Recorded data
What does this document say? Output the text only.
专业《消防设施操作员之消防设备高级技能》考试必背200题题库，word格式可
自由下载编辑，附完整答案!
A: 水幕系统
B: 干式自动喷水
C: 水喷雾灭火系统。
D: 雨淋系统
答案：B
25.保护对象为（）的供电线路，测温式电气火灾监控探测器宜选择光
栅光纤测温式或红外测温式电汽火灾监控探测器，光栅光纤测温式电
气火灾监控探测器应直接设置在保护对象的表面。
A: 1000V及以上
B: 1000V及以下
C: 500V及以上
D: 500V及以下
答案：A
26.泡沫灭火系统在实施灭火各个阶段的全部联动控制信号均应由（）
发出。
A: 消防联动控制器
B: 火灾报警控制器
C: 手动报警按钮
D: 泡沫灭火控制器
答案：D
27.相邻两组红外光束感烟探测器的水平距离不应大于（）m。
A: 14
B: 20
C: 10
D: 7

* * *

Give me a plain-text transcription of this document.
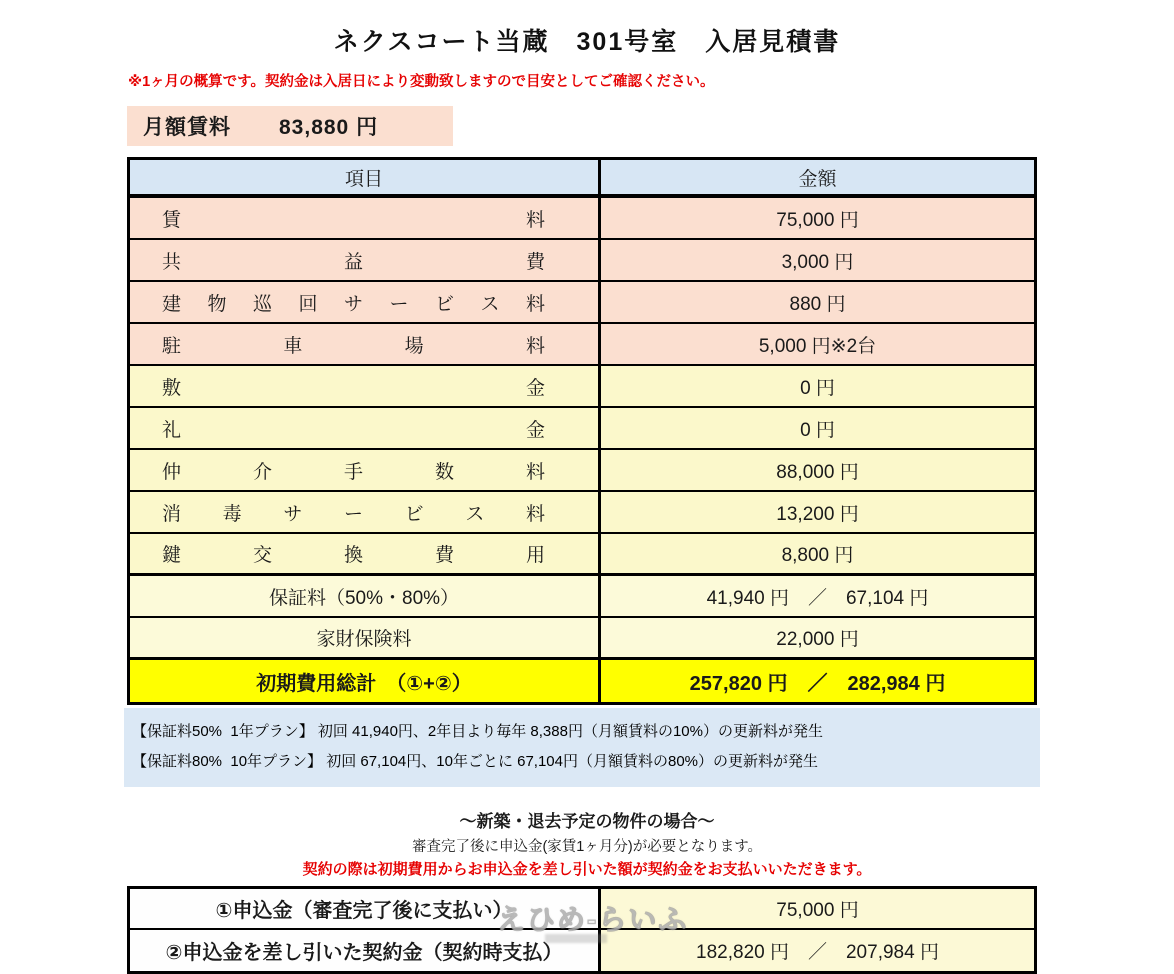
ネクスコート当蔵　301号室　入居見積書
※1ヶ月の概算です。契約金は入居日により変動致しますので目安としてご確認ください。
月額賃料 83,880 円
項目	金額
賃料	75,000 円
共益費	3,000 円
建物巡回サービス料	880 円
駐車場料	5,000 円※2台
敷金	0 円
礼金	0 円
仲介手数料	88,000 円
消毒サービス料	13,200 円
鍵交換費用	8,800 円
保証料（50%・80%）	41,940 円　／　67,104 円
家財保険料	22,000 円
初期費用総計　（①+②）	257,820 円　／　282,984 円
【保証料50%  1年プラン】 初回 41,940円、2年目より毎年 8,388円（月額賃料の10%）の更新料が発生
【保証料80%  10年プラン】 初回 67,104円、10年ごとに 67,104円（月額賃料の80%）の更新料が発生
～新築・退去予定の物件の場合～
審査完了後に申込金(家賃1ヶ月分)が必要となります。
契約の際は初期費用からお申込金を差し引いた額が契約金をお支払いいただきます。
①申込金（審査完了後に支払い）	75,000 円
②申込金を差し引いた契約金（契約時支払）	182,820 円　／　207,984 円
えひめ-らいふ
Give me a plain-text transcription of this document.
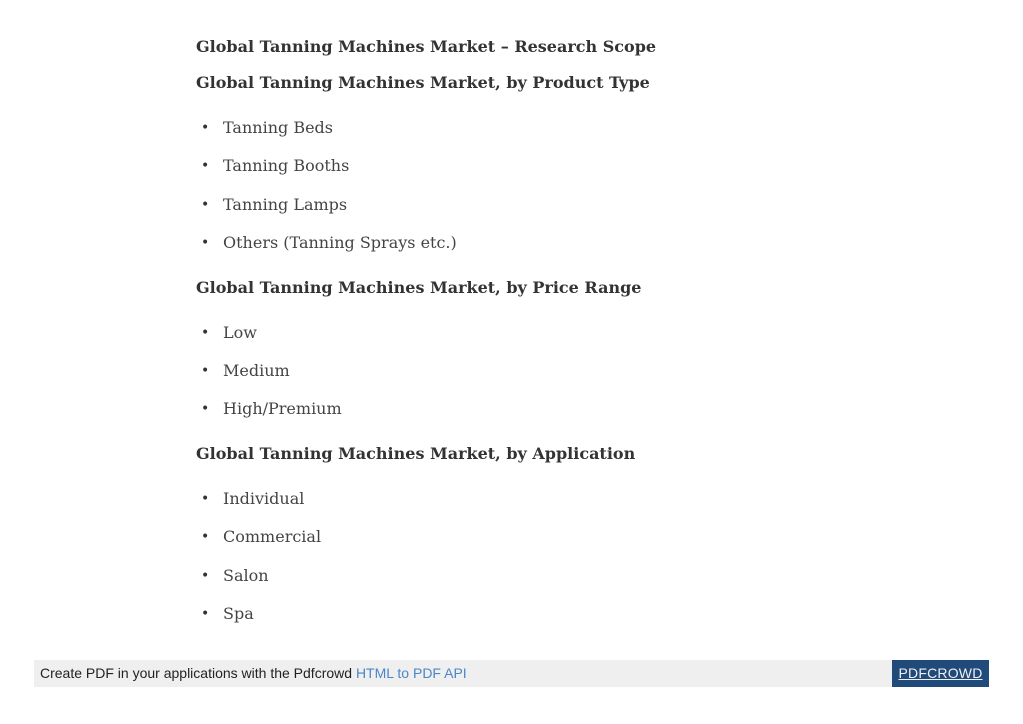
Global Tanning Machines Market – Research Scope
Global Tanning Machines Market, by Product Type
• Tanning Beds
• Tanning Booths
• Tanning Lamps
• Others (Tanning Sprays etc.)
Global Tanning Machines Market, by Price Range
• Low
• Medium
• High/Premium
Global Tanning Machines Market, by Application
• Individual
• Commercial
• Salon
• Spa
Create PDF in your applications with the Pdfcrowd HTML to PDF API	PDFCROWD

--

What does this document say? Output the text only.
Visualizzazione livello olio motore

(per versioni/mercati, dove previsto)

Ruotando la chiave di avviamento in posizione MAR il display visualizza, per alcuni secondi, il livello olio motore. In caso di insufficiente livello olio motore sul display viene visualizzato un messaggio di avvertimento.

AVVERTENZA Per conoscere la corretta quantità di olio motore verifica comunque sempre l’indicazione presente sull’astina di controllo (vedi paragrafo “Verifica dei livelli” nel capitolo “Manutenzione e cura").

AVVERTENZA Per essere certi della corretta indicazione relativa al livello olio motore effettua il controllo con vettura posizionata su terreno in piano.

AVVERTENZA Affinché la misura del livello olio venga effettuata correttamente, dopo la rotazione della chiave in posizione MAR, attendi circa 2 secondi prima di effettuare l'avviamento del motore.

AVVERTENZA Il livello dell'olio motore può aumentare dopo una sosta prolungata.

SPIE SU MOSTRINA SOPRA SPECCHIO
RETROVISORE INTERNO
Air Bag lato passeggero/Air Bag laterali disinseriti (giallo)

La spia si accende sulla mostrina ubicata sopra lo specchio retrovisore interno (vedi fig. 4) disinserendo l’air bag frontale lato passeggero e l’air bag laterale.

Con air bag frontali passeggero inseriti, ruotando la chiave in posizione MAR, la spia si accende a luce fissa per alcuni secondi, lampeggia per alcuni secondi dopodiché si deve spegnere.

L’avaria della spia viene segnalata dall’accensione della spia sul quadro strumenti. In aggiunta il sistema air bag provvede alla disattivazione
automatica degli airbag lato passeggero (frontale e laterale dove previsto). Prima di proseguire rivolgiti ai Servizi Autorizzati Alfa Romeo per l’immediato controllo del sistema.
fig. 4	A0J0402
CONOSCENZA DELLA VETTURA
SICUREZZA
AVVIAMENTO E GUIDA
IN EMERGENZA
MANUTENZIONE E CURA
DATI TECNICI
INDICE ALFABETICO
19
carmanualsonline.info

Required work = Using the listing above, show each line holding the string "AVVERTENZA".

Problem solution =
AVVERTENZA Per conoscere la corretta quantità di olio motore verifica comunque sempre l’indicazione presente sull’astina di controllo (vedi paragrafo “Verifica dei livelli” nel capitolo “Manutenzione e cura").
AVVERTENZA Per essere certi della corretta indicazione relativa al livello olio motore effettua il controllo con vettura posizionata su terreno in piano.
AVVERTENZA Affinché la misura del livello olio venga effettuata correttamente, dopo la rotazione della chiave in posizione MAR, attendi circa 2 secondi prima di effettuare l'avviamento del motore.
AVVERTENZA Il livello dell'olio motore può aumentare dopo una sosta prolungata.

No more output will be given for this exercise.